## RECORDS FOR THIS TASK
====================
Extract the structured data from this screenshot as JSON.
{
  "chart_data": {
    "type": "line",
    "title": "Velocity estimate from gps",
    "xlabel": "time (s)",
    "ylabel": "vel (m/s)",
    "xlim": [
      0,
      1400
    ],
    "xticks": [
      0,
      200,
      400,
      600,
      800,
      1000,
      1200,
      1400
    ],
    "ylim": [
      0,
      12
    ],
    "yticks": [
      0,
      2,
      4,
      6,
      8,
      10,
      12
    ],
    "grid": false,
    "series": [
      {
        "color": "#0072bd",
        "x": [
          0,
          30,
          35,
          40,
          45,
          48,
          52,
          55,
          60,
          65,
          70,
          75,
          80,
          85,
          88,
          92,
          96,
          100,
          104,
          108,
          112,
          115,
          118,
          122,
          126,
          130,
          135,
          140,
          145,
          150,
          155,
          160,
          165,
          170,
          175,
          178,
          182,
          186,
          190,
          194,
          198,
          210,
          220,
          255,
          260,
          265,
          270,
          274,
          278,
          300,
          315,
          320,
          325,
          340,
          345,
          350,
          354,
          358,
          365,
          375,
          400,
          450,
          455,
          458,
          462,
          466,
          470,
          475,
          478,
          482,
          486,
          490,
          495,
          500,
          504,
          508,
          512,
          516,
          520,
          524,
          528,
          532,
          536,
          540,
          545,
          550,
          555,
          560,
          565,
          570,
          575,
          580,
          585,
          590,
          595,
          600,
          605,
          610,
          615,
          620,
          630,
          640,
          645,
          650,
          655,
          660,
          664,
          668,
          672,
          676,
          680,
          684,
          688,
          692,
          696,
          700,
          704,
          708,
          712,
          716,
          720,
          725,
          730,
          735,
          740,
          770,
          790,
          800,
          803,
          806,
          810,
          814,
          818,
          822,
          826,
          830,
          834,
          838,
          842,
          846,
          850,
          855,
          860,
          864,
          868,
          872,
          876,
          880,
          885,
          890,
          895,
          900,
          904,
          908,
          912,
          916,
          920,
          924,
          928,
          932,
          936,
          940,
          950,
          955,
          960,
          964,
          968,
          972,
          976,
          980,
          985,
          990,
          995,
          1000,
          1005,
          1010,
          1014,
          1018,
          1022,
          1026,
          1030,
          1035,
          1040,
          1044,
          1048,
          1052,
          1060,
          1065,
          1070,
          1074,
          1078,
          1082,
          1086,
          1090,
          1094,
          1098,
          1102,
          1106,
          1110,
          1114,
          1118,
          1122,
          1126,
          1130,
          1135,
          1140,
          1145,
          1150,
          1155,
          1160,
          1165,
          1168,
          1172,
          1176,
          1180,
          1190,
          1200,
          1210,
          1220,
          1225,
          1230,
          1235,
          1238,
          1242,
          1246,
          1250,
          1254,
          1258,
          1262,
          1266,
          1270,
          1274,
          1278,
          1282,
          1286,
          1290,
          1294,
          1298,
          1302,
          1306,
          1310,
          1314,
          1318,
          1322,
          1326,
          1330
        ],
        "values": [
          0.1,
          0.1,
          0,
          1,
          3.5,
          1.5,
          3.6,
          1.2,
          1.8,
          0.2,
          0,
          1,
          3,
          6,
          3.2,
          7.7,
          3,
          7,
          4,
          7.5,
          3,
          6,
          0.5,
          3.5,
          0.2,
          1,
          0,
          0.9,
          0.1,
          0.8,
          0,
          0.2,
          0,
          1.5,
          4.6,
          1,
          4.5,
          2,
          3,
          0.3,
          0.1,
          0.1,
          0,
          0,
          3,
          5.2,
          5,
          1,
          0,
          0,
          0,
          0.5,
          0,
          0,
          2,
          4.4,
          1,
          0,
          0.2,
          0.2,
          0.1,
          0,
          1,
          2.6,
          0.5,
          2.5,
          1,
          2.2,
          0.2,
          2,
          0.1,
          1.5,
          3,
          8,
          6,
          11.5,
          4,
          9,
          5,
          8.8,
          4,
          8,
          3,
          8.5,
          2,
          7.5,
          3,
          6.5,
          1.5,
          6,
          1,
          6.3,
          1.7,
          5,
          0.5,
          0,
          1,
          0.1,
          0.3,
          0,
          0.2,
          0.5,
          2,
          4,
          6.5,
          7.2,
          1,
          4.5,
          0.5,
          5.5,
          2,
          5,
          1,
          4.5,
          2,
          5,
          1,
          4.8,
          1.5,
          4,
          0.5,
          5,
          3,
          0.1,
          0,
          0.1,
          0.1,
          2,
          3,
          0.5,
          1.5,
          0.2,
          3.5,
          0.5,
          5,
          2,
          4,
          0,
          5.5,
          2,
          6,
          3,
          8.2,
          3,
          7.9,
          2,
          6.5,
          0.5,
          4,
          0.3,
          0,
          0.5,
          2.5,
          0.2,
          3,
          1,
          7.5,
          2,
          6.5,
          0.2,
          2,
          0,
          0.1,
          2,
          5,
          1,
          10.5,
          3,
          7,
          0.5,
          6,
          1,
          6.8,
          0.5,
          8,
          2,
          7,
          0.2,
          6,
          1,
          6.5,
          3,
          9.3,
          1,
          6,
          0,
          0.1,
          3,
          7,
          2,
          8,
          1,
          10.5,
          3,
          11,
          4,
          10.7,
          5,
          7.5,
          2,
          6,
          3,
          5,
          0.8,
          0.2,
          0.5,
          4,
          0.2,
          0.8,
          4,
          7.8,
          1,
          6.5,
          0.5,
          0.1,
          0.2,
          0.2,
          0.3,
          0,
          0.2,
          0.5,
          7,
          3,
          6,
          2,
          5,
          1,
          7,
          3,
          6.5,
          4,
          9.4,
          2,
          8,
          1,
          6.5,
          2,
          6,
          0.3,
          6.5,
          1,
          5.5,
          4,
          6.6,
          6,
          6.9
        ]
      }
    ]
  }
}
====================
## PROBLEM
Return each entry from above without altering a single character.

## SOLUTION
Extract the structured data from this screenshot as JSON.
{
  "chart_data": {
    "type": "line",
    "title": "Velocity estimate from gps",
    "xlabel": "time (s)",
    "ylabel": "vel (m/s)",
    "xlim": [
      0,
      1400
    ],
    "xticks": [
      0,
      200,
      400,
      600,
      800,
      1000,
      1200,
      1400
    ],
    "ylim": [
      0,
      12
    ],
    "yticks": [
      0,
      2,
      4,
      6,
      8,
      10,
      12
    ],
    "grid": false,
    "series": [
      {
        "color": "#0072bd",
        "x": [
          0,
          30,
          35,
          40,
          45,
          48,
          52,
          55,
          60,
          65,
          70,
          75,
          80,
          85,
          88,
          92,
          96,
          100,
          104,
          108,
          112,
          115,
          118,
          122,
          126,
          130,
          135,
          140,
          145,
          150,
          155,
          160,
          165,
          170,
          175,
          178,
          182,
          186,
          190,
          194,
          198,
          210,
          220,
          255,
          260,
          265,
          270,
          274,
          278,
          300,
          315,
          320,
          325,
          340,
          345,
          350,
          354,
          358,
          365,
          375,
          400,
          450,
          455,
          458,
          462,
          466,
          470,
          475,
          478,
          482,
          486,
          490,
          495,
          500,
          504,
          508,
          512,
          516,
          520,
          524,
          528,
          532,
          536,
          540,
          545,
          550,
          555,
          560,
          565,
          570,
          575,
          580,
          585,
          590,
          595,
          600,
          605,
          610,
          615,
          620,
          630,
          640,
          645,
          650,
          655,
          660,
          664,
          668,
          672,
          676,
          680,
          684,
          688,
          692,
          696,
          700,
          704,
          708,
          712,
          716,
          720,
          725,
          730,
          735,
          740,
          770,
          790,
          800,
          803,
          806,
          810,
          814,
          818,
          822,
          826,
          830,
          834,
          838,
          842,
          846,
          850,
          855,
          860,
          864,
          868,
          872,
          876,
          880,
          885,
          890,
          895,
          900,
          904,
          908,
          912,
          916,
          920,
          924,
          928,
          932,
          936,
          940,
          950,
          955,
          960,
          964,
          968,
          972,
          976,
          980,
          985,
          990,
          995,
          1000,
          1005,
          1010,
          1014,
          1018,
          1022,
          1026,
          1030,
          1035,
          1040,
          1044,
          1048,
          1052,
          1060,
          1065,
          1070,
          1074,
          1078,
          1082,
          1086,
          1090,
          1094,
          1098,
          1102,
          1106,
          1110,
          1114,
          1118,
          1122,
          1126,
          1130,
          1135,
          1140,
          1145,
          1150,
          1155,
          1160,
          1165,
          1168,
          1172,
          1176,
          1180,
          1190,
          1200,
          1210,
          1220,
          1225,
          1230,
          1235,
          1238,
          1242,
          1246,
          1250,
          1254,
          1258,
          1262,
          1266,
          1270,
          1274,
          1278,
          1282,
          1286,
          1290,
          1294,
          1298,
          1302,
          1306,
          1310,
          1314,
          1318,
          1322,
          1326,
          1330
        ],
        "values": [
          0.1,
          0.1,
          0,
          1,
          3.5,
          1.5,
          3.6,
          1.2,
          1.8,
          0.2,
          0,
          1,
          3,
          6,
          3.2,
          7.7,
          3,
          7,
          4,
          7.5,
          3,
          6,
          0.5,
          3.5,
          0.2,
          1,
          0,
          0.9,
          0.1,
          0.8,
          0,
          0.2,
          0,
          1.5,
          4.6,
          1,
          4.5,
          2,
          3,
          0.3,
          0.1,
          0.1,
          0,
          0,
          3,
          5.2,
          5,
          1,
          0,
          0,
          0,
          0.5,
          0,
          0,
          2,
          4.4,
          1,
          0,
          0.2,
          0.2,
          0.1,
          0,
          1,
          2.6,
          0.5,
          2.5,
          1,
          2.2,
          0.2,
          2,
          0.1,
          1.5,
          3,
          8,
          6,
          11.5,
          4,
          9,
          5,
          8.8,
          4,
          8,
          3,
          8.5,
          2,
          7.5,
          3,
          6.5,
          1.5,
          6,
          1,
          6.3,
          1.7,
          5,
          0.5,
          0,
          1,
          0.1,
          0.3,
          0,
          0.2,
          0.5,
          2,
          4,
          6.5,
          7.2,
          1,
          4.5,
          0.5,
          5.5,
          2,
          5,
          1,
          4.5,
          2,
          5,
          1,
          4.8,
          1.5,
          4,
          0.5,
          5,
          3,
          0.1,
          0,
          0.1,
          0.1,
          2,
          3,
          0.5,
          1.5,
          0.2,
          3.5,
          0.5,
          5,
          2,
          4,
          0,
          5.5,
          2,
          6,
          3,
          8.2,
          3,
          7.9,
          2,
          6.5,
          0.5,
          4,
          0.3,
          0,
          0.5,
          2.5,
          0.2,
          3,
          1,
          7.5,
          2,
          6.5,
          0.2,
          2,
          0,
          0.1,
          2,
          5,
          1,
          10.5,
          3,
          7,
          0.5,
          6,
          1,
          6.8,
          0.5,
          8,
          2,
          7,
          0.2,
          6,
          1,
          6.5,
          3,
          9.3,
          1,
          6,
          0,
          0.1,
          3,
          7,
          2,
          8,
          1,
          10.5,
          3,
          11,
          4,
          10.7,
          5,
          7.5,
          2,
          6,
          3,
          5,
          0.8,
          0.2,
          0.5,
          4,
          0.2,
          0.8,
          4,
          7.8,
          1,
          6.5,
          0.5,
          0.1,
          0.2,
          0.2,
          0.3,
          0,
          0.2,
          0.5,
          7,
          3,
          6,
          2,
          5,
          1,
          7,
          3,
          6.5,
          4,
          9.4,
          2,
          8,
          1,
          6.5,
          2,
          6,
          0.3,
          6.5,
          1,
          5.5,
          4,
          6.6,
          6,
          6.9
        ]
      }
    ]
  }
}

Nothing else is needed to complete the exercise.